▸ Task objective: Copy exactly the stretch of lines from the one holding "Transcribe this image's" through the last line of the data below, inclusive. Leave out pictures.

* Begin Data for this task *

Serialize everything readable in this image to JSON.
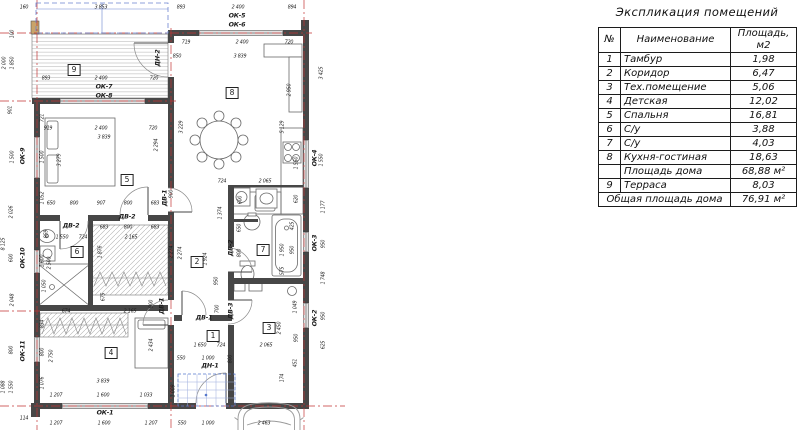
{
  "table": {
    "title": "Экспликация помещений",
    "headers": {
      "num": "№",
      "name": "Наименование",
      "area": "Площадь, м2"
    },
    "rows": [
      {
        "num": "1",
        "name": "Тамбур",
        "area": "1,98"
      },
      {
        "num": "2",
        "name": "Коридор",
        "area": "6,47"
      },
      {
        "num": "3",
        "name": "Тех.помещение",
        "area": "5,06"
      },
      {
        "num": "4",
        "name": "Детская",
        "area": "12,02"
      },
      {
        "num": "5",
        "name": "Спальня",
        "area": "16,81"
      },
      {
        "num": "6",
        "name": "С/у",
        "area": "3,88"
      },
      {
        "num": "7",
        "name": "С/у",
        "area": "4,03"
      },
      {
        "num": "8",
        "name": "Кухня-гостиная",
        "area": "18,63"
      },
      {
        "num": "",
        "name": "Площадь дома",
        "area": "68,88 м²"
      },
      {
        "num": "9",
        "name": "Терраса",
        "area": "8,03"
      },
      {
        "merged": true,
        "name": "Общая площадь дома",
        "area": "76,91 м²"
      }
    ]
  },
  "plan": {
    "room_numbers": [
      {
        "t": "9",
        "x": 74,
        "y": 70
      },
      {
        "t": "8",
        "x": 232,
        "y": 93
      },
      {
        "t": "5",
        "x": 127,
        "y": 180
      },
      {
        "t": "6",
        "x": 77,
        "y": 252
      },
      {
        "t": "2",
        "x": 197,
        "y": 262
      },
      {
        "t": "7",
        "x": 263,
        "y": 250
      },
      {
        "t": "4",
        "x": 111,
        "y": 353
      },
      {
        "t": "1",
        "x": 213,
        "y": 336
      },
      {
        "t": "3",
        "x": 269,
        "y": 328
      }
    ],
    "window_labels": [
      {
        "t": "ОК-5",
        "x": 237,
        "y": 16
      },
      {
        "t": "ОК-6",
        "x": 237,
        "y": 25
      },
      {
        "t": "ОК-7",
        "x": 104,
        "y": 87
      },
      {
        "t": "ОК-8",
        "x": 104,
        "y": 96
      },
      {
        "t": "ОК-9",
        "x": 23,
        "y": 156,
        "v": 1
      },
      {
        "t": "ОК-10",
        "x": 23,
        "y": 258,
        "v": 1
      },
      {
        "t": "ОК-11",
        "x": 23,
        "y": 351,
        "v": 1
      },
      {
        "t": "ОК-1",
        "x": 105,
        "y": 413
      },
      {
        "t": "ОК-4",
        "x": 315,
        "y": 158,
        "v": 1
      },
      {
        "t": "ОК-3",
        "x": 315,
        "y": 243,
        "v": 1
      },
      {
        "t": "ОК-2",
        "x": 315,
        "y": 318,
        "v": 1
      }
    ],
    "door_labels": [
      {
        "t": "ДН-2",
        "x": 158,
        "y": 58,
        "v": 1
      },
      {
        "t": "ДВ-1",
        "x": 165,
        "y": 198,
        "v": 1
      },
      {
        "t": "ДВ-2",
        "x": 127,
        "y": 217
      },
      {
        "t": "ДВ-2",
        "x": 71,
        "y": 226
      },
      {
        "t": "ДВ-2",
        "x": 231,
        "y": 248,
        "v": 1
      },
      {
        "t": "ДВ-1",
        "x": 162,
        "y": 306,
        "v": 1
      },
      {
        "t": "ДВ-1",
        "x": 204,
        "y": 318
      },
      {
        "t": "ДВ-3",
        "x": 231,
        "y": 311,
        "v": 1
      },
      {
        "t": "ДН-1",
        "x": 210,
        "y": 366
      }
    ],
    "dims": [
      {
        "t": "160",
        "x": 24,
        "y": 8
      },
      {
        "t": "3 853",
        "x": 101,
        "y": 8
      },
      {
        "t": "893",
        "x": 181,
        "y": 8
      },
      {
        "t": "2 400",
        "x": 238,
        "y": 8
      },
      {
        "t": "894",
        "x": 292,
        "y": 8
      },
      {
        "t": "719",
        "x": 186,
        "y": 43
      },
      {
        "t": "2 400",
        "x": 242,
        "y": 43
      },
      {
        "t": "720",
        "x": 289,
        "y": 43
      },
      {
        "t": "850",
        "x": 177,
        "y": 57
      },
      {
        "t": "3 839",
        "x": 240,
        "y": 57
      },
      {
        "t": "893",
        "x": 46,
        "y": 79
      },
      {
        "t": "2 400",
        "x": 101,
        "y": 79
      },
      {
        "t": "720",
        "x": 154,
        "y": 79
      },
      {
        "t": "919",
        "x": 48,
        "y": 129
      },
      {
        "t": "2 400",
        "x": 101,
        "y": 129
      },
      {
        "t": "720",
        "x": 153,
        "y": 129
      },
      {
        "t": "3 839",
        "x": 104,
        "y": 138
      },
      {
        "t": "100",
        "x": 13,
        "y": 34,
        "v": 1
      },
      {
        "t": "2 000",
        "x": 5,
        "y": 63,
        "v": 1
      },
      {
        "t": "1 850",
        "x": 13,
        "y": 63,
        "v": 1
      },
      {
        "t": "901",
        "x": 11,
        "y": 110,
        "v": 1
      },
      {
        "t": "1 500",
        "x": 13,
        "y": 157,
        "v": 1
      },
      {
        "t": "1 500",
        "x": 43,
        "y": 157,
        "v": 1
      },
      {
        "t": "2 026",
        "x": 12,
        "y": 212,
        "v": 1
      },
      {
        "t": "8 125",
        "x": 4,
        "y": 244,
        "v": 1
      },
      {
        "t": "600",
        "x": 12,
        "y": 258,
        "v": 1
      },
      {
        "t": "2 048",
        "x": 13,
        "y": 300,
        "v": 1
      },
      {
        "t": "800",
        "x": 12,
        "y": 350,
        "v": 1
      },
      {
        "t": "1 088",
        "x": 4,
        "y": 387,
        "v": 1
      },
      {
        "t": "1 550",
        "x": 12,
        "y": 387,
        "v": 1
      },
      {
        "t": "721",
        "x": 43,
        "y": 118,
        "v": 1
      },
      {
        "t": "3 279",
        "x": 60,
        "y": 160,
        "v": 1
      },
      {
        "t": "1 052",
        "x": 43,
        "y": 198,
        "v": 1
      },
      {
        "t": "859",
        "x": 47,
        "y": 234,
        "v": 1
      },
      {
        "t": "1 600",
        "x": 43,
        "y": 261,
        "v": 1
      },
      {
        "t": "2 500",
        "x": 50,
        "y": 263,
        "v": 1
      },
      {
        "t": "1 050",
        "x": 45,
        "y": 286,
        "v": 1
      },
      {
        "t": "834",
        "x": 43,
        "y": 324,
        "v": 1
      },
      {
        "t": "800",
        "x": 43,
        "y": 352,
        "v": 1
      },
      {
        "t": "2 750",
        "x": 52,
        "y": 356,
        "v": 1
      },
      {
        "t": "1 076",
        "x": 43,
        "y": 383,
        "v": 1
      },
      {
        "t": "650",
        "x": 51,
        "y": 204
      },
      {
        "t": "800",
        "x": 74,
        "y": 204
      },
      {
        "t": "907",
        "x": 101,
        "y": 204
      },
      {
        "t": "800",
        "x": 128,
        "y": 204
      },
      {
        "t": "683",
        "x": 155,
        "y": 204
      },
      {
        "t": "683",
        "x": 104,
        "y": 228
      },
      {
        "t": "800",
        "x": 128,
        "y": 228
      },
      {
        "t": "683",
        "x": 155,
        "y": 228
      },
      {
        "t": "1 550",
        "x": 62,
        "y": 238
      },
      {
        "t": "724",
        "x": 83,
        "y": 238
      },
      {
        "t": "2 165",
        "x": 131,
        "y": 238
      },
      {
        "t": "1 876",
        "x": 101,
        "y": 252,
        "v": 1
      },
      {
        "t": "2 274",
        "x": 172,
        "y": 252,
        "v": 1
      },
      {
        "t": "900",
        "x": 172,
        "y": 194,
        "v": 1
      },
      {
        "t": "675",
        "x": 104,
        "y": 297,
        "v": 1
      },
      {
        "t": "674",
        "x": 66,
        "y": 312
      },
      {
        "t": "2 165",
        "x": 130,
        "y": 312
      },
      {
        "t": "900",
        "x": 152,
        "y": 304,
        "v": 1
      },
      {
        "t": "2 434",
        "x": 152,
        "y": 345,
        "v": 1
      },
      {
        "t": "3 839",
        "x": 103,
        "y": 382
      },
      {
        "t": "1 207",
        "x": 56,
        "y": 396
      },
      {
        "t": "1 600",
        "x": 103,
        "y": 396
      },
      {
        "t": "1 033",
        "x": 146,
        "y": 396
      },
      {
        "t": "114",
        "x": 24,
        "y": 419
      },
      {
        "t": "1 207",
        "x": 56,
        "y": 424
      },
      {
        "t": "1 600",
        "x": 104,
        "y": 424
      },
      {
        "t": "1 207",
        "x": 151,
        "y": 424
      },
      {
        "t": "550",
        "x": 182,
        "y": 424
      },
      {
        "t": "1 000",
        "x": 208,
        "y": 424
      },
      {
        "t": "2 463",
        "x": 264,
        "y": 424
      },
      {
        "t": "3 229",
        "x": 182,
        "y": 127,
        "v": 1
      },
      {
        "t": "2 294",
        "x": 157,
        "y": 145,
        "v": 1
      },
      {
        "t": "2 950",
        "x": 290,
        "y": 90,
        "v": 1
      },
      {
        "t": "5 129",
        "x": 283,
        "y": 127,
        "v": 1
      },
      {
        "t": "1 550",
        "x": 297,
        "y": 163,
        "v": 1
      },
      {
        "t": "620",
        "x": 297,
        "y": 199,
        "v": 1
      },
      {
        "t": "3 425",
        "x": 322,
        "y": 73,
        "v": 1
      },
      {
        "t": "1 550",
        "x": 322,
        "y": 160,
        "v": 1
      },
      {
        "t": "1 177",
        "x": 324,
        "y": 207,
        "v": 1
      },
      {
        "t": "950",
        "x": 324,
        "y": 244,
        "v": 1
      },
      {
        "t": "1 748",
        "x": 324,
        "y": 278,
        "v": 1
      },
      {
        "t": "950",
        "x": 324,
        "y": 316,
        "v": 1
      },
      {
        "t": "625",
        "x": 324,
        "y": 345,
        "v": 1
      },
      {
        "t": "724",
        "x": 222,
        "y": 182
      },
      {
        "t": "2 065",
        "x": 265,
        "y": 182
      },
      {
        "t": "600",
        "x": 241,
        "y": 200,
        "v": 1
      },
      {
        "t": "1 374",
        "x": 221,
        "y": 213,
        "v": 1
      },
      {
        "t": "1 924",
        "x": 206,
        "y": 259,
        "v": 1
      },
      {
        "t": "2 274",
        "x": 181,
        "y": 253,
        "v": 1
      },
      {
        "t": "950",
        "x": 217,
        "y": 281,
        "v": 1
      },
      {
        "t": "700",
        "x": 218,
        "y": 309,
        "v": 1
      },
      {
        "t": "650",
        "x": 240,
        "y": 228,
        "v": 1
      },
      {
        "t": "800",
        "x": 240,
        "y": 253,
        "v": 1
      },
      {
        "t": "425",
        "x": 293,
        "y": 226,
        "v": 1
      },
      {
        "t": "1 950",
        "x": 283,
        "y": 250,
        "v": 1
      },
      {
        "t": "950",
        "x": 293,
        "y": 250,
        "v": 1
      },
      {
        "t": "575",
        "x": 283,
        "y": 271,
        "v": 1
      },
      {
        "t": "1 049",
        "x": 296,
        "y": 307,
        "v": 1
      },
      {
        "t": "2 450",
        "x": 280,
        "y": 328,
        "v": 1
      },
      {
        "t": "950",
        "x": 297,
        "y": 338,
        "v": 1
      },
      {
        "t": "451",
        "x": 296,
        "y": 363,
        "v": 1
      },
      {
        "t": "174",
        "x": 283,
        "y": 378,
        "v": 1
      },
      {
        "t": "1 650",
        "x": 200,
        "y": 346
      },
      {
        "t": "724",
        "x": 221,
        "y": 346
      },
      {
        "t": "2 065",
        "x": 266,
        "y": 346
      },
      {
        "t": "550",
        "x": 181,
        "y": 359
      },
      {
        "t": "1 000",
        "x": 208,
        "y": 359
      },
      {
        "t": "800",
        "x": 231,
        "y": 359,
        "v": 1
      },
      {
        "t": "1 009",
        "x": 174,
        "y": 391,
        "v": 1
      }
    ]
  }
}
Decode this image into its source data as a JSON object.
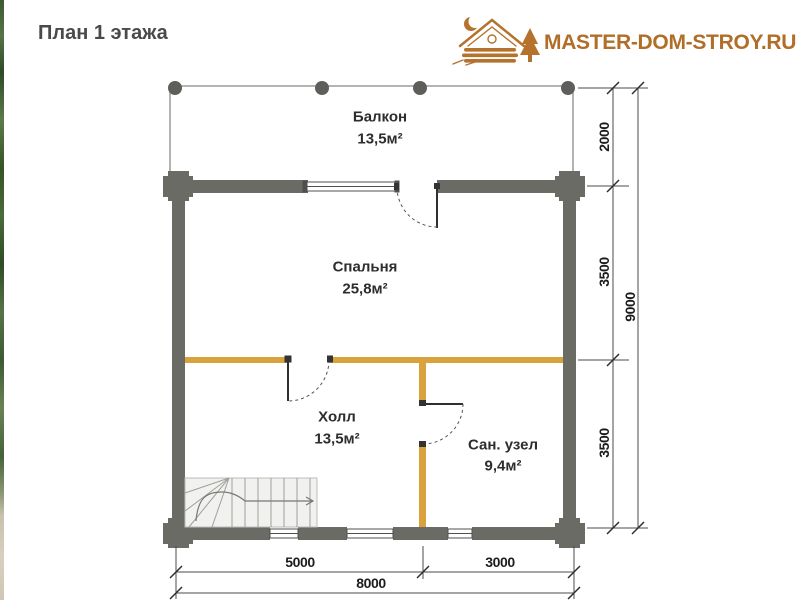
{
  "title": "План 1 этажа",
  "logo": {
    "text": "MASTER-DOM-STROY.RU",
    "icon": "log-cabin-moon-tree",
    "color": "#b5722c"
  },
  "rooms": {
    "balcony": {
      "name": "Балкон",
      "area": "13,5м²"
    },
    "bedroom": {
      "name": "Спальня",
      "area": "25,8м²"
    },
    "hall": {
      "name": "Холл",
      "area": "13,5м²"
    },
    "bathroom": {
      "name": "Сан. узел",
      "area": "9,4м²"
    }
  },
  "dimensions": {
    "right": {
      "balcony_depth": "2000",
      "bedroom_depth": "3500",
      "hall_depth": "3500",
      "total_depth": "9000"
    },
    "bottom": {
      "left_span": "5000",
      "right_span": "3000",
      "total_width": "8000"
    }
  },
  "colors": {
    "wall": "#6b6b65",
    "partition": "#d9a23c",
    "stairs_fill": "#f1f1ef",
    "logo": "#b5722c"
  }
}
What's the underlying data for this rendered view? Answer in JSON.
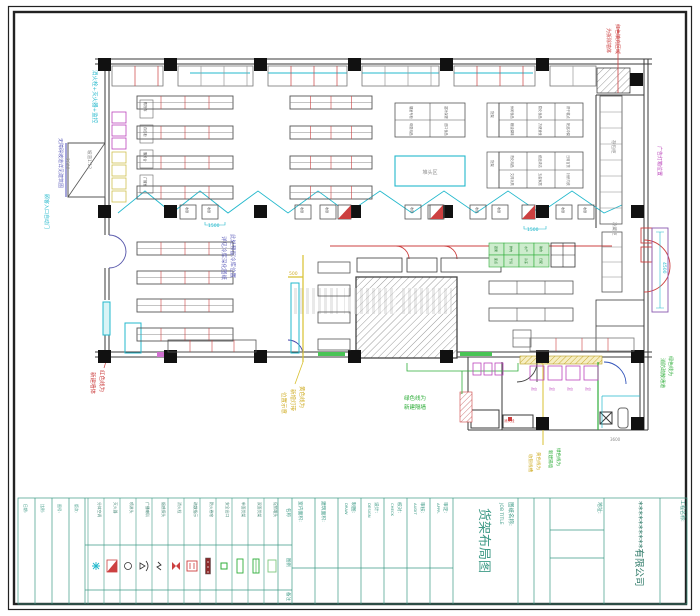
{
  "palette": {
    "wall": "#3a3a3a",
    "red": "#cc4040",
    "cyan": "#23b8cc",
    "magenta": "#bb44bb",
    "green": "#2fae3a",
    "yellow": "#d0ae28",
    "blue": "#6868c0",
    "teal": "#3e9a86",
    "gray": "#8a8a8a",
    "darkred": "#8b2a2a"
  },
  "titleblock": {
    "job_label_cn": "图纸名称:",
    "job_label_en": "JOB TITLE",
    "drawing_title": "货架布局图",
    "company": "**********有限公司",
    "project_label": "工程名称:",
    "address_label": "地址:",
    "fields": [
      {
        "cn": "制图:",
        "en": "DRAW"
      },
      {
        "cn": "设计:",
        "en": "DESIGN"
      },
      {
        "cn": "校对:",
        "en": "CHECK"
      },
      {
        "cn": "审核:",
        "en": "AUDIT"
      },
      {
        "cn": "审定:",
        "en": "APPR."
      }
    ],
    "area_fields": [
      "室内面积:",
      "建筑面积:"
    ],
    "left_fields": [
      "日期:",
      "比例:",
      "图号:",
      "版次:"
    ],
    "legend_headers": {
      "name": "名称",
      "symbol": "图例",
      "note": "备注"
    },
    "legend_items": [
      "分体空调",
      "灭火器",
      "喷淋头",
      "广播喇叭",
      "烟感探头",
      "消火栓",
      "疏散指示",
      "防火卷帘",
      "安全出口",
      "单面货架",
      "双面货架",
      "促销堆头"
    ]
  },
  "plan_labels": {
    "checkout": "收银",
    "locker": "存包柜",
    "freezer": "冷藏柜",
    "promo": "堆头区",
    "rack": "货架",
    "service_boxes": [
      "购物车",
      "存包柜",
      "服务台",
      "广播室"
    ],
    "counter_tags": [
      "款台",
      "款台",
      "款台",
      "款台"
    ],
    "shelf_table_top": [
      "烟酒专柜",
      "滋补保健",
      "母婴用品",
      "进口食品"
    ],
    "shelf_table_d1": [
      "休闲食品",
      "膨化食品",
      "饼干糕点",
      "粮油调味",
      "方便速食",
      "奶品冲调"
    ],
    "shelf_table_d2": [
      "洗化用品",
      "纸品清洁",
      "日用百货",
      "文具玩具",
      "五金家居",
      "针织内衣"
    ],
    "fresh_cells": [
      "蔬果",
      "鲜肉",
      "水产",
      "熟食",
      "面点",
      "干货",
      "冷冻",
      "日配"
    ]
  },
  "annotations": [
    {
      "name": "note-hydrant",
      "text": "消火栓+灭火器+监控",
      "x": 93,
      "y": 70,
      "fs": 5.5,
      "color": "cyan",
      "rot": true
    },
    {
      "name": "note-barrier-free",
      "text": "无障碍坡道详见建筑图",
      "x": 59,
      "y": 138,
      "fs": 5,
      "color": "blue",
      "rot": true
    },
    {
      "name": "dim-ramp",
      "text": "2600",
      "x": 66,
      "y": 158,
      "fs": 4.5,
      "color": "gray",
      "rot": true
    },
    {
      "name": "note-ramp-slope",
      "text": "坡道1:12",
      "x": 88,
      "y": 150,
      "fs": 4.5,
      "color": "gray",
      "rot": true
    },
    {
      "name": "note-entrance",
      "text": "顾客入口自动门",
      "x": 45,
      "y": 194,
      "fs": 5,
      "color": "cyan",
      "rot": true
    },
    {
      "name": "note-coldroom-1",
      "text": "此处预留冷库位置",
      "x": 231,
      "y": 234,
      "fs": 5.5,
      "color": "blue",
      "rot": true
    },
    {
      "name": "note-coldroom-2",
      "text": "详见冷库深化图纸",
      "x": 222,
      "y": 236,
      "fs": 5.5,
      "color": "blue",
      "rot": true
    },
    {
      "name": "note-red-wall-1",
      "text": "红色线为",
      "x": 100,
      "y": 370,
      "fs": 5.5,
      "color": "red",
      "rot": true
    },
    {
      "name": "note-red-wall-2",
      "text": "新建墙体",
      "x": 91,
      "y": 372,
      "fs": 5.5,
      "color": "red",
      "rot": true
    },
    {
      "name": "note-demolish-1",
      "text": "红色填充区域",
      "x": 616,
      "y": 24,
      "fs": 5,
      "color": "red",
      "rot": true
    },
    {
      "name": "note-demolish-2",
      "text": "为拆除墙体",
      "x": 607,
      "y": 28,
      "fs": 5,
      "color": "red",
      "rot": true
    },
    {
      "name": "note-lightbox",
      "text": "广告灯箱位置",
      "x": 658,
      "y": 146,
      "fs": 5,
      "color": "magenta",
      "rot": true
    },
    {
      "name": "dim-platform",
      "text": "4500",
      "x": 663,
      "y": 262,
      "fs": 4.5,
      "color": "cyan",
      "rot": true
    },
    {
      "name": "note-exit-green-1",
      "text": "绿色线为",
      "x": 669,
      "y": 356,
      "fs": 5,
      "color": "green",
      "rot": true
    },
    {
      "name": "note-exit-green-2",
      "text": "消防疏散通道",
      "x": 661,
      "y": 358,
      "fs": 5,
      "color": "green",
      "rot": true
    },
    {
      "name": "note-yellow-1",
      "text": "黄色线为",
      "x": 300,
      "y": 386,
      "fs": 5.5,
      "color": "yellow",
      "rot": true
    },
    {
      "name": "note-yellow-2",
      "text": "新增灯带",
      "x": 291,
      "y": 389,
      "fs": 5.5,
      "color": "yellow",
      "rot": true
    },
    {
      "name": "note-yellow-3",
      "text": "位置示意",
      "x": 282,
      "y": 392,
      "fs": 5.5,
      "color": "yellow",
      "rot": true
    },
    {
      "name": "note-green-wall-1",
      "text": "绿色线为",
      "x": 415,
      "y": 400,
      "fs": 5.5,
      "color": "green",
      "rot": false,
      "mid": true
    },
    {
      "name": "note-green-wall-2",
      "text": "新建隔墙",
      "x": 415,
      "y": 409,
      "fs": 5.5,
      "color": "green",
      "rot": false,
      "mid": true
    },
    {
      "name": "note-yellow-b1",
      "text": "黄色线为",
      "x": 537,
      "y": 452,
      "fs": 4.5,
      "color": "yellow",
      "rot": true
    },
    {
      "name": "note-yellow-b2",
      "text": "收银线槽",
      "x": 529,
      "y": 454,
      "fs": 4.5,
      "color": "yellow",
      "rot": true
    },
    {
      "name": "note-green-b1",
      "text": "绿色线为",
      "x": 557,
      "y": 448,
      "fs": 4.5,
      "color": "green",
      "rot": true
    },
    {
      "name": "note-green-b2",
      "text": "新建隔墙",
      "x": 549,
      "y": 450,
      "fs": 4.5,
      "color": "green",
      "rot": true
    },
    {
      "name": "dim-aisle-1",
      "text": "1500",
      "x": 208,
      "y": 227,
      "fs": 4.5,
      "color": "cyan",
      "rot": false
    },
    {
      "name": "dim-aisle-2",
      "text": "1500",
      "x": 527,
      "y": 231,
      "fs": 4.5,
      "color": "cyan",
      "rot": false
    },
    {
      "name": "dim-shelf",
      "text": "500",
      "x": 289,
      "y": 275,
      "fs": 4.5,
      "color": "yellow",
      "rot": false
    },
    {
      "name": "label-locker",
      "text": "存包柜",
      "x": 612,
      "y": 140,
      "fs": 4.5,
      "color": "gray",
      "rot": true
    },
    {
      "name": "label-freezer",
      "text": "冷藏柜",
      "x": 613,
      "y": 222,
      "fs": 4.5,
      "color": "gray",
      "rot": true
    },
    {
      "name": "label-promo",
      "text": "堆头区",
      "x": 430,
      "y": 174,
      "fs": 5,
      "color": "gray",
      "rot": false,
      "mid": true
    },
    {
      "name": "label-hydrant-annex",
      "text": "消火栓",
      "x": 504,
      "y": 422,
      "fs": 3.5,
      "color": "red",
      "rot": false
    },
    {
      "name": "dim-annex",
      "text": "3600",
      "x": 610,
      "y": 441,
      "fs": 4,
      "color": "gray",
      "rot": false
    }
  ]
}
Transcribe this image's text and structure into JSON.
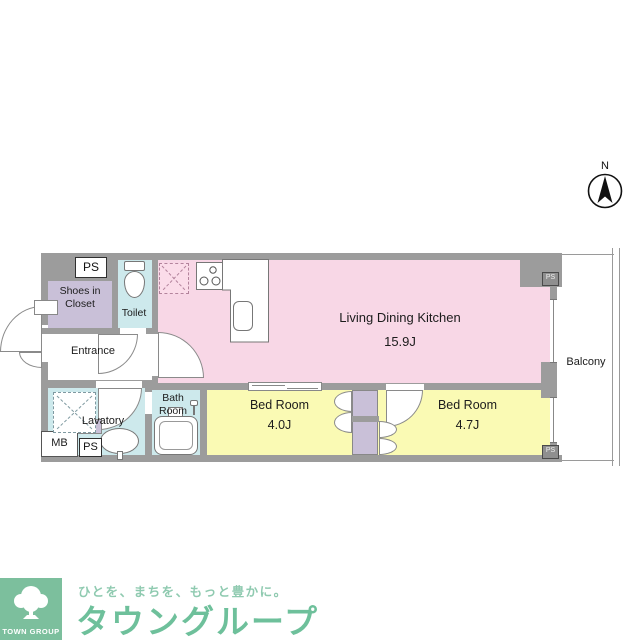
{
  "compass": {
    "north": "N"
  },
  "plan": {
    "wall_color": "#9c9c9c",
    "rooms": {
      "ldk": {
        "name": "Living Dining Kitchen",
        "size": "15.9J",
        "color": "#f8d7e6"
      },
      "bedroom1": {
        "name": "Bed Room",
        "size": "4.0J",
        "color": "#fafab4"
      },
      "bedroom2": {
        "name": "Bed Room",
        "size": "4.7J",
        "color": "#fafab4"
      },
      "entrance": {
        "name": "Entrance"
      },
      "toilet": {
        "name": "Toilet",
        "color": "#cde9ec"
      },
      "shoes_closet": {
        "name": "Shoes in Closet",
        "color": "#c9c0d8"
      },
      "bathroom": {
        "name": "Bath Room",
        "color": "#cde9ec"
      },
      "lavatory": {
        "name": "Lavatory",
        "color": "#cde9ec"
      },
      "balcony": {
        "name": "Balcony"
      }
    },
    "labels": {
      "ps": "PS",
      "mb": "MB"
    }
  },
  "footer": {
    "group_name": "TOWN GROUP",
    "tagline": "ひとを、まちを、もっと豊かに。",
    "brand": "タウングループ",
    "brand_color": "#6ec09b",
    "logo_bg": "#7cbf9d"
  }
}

* End Data for this task *

▸ Task solution:
Transcribe this image's text and structure into JSON.
{
  "compass": {
    "north": "N"
  },
  "plan": {
    "wall_color": "#9c9c9c",
    "rooms": {
      "ldk": {
        "name": "Living Dining Kitchen",
        "size": "15.9J",
        "color": "#f8d7e6"
      },
      "bedroom1": {
        "name": "Bed Room",
        "size": "4.0J",
        "color": "#fafab4"
      },
      "bedroom2": {
        "name": "Bed Room",
        "size": "4.7J",
        "color": "#fafab4"
      },
      "entrance": {
        "name": "Entrance"
      },
      "toilet": {
        "name": "Toilet",
        "color": "#cde9ec"
      },
      "shoes_closet": {
        "name": "Shoes in Closet",
        "color": "#c9c0d8"
      },
      "bathroom": {
        "name": "Bath Room",
        "color": "#cde9ec"
      },
      "lavatory": {
        "name": "Lavatory",
        "color": "#cde9ec"
      },
      "balcony": {
        "name": "Balcony"
      }
    },
    "labels": {
      "ps": "PS",
      "mb": "MB"
    }
  },
  "footer": {
    "group_name": "TOWN GROUP",
    "tagline": "ひとを、まちを、もっと豊かに。",
    "brand": "タウングループ",
    "brand_color": "#6ec09b",
    "logo_bg": "#7cbf9d"
  }
}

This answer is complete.